#### Exercise prompt
Sift the listing for lines that hold the string "Materials" and pull them out.

#### Available records
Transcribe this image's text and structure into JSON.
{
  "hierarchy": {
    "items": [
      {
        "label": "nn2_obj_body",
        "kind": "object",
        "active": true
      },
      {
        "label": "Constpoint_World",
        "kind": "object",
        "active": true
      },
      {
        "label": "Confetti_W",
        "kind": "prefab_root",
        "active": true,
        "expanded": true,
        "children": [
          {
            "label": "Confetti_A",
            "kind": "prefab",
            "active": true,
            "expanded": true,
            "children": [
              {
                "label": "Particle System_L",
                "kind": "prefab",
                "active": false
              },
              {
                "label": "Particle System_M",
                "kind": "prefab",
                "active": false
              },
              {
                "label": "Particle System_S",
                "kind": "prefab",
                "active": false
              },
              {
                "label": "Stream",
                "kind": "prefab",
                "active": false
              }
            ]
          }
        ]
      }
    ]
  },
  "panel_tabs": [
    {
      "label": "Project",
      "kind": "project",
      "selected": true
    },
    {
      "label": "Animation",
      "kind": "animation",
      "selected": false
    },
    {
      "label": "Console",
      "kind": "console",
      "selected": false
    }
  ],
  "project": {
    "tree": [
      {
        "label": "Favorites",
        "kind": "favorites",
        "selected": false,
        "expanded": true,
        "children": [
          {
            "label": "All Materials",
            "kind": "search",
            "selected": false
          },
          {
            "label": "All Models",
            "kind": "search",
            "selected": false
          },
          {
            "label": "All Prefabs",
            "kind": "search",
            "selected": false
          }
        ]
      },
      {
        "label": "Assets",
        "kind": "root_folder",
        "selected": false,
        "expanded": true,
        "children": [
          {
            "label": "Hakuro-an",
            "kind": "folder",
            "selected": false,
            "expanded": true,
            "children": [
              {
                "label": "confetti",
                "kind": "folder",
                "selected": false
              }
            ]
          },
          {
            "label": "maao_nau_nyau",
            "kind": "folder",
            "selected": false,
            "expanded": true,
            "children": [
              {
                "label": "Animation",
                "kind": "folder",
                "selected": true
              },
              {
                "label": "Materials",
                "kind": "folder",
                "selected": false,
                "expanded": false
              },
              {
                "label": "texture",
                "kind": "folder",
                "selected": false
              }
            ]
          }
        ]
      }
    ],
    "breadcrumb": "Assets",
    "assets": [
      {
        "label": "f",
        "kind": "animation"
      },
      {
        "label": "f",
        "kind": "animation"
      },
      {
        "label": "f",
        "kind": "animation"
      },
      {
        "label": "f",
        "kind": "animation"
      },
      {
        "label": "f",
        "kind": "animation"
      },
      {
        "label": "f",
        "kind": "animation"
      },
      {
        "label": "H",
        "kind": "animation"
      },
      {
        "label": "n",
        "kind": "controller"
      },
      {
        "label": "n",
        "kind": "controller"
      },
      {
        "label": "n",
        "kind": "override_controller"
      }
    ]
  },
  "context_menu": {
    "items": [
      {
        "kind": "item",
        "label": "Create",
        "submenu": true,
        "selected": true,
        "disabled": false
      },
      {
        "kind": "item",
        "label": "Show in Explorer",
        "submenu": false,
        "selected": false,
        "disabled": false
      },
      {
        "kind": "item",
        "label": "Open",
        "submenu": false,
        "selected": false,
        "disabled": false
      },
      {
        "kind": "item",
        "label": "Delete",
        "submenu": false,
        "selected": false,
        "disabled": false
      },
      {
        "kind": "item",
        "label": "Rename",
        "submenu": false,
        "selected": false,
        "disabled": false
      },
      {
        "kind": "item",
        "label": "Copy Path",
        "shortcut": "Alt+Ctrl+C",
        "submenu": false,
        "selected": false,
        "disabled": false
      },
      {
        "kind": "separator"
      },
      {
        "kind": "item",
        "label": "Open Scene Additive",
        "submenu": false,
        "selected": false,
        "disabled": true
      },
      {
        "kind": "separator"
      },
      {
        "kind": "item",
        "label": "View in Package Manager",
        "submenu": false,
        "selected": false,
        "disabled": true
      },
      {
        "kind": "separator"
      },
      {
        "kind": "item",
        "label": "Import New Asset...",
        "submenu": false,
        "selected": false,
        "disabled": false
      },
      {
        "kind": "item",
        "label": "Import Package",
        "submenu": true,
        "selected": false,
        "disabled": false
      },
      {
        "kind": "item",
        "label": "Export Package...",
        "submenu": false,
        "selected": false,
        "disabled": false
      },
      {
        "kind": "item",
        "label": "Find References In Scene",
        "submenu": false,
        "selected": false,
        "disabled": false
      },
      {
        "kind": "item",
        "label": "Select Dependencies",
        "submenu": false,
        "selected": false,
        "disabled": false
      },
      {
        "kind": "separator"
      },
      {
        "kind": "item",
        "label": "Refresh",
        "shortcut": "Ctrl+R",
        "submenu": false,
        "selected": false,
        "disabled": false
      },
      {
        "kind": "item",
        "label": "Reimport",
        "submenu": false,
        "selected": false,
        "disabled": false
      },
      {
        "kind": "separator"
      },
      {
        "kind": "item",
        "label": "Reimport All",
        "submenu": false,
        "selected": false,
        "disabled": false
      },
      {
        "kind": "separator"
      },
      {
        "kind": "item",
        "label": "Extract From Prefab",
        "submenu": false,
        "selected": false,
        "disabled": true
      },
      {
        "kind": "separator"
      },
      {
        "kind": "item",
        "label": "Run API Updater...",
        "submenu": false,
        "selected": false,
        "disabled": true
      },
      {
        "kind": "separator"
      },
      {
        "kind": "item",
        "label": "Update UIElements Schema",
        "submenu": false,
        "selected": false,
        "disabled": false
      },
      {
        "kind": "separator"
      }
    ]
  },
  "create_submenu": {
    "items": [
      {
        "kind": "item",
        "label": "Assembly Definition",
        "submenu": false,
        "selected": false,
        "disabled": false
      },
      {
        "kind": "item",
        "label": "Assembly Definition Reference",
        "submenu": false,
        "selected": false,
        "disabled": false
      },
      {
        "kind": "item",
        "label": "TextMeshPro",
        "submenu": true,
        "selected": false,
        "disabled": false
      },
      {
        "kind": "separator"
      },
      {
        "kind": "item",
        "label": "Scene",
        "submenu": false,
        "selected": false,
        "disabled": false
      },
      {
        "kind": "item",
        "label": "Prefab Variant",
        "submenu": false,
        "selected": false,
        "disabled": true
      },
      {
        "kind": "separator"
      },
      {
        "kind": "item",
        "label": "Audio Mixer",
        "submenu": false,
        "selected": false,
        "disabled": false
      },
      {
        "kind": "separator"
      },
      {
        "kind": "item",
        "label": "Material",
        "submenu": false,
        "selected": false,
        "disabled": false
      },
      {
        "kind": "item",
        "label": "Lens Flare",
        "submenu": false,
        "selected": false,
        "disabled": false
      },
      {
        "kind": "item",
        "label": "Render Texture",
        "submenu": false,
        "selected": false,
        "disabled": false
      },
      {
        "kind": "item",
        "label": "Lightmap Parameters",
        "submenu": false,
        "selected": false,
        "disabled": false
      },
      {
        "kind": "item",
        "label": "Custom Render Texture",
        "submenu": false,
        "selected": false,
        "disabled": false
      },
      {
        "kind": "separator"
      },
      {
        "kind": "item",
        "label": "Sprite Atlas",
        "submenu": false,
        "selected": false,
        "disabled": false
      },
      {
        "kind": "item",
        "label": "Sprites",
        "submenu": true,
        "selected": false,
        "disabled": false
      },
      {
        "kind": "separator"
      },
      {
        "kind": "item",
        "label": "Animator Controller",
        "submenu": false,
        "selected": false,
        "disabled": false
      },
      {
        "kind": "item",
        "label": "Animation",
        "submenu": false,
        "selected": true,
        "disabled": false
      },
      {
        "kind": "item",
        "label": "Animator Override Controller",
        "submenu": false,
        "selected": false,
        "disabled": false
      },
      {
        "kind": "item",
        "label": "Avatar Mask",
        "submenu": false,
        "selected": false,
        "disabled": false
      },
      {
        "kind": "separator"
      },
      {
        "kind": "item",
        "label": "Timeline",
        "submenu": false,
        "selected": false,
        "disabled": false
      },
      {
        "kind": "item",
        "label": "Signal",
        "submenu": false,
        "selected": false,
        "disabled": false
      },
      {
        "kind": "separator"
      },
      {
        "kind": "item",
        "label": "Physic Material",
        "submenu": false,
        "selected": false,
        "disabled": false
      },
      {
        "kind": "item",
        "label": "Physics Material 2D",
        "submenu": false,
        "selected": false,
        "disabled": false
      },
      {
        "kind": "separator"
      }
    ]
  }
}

#### Solution to this exercise
            "label": "All Materials",
                "label": "Materials",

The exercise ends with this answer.